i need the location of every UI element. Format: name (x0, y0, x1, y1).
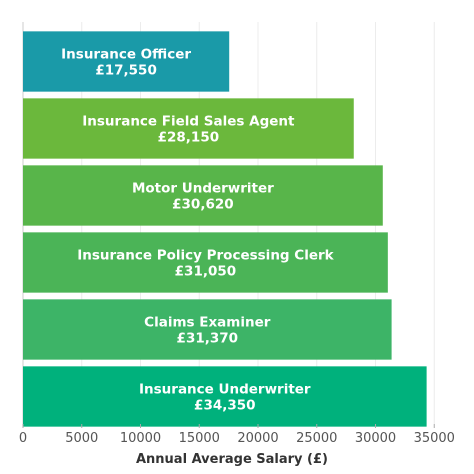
x-tick-label: 15000 (179, 431, 220, 446)
bar (23, 299, 392, 360)
bar-category-label: Insurance Officer (61, 47, 191, 63)
bar-category-label: Claims Examiner (144, 315, 271, 331)
x-tick-label: 20000 (237, 431, 278, 446)
bar-category-label: Insurance Field Sales Agent (82, 114, 295, 130)
bar (23, 31, 230, 92)
x-tick-label: 35000 (414, 431, 455, 446)
bar (23, 232, 388, 293)
bar-value-label: £17,550 (95, 63, 157, 79)
bar-value-label: £31,370 (177, 331, 239, 347)
bar (23, 366, 427, 427)
bar-value-label: £30,620 (172, 197, 234, 213)
bar-value-label: £34,350 (194, 398, 256, 414)
bar-category-label: Motor Underwriter (132, 181, 274, 197)
x-tick-label: 25000 (296, 431, 337, 446)
x-tick-label: 10000 (120, 431, 161, 446)
x-axis-title: Annual Average Salary (£) (136, 452, 328, 467)
x-tick-label: 5000 (65, 431, 98, 446)
x-tick-label: 0 (19, 431, 27, 446)
x-tick-label: 30000 (355, 431, 396, 446)
bar-category-label: Insurance Underwriter (139, 382, 311, 398)
bars: Insurance Officer£17,550 Insurance Field … (23, 31, 427, 427)
bar-value-label: £31,050 (175, 264, 237, 280)
bar-value-label: £28,150 (158, 130, 220, 146)
bar-category-label: Insurance Policy Processing Clerk (77, 248, 334, 264)
x-axis-ticks: 0 5000 10000 15000 20000 25000 30000 35000 (19, 424, 455, 446)
bar (23, 98, 354, 159)
bar (23, 165, 383, 226)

# Given exercise
Put the listing above into a Markdown table with the columns Row and Line, numbering each non-blank line in order. Leave out the pictures.

# Result of the task
| Row | Line |
|---|---|
| 1 | i need the location of every UI element. Format: name (x0, y0, x1, y1). |
| 2 | x-tick-label: 15000 (179, 431, 220, 446) |
| 3 | bar (23, 299, 392, 360) |
| 4 | bar-category-label: Insurance Officer (61, 47, 191, 63) |
| 5 | bar-category-label: Claims Examiner (144, 315, 271, 331) |
| 6 | x-tick-label: 20000 (237, 431, 278, 446) |
| 7 | bar-category-label: Insurance Field Sales Agent (82, 114, 295, 130) |
| 8 | bar (23, 31, 230, 92) |
| 9 | x-tick-label: 35000 (414, 431, 455, 446) |
| 10 | bar (23, 232, 388, 293) |
| 11 | bar-value-label: £17,550 (95, 63, 157, 79) |
| 12 | bar-value-label: £31,370 (177, 331, 239, 347) |
| 13 | bar (23, 366, 427, 427) |
| 14 | bar-value-label: £30,620 (172, 197, 234, 213) |
| 15 | bar-value-label: £34,350 (194, 398, 256, 414) |
| 16 | bar-category-label: Motor Underwriter (132, 181, 274, 197) |
| 17 | x-tick-label: 25000 (296, 431, 337, 446) |
| 18 | x-tick-label: 10000 (120, 431, 161, 446) |
| 19 | x-axis-title: Annual Average Salary (£) (136, 452, 328, 467) |
| 20 | x-tick-label: 5000 (65, 431, 98, 446) |
| 21 | x-tick-label: 0 (19, 431, 27, 446) |
| 22 | x-tick-label: 30000 (355, 431, 396, 446) |
| 23 | bar-category-label: Insurance Underwriter (139, 382, 311, 398) |
| 24 | bars: Insurance Officer£17,550 Insurance Field … (23, 31, 427, 427) |
| 25 | bar-value-label: £31,050 (175, 264, 237, 280) |
| 26 | bar-value-label: £28,150 (158, 130, 220, 146) |
| 27 | bar-category-label: Insurance Policy Processing Clerk (77, 248, 334, 264) |
| 28 | x-axis-ticks: 0 5000 10000 15000 20000 25000 30000 35000 (19, 424, 455, 446) |
| 29 | bar (23, 98, 354, 159) |
| 30 | bar (23, 165, 383, 226) |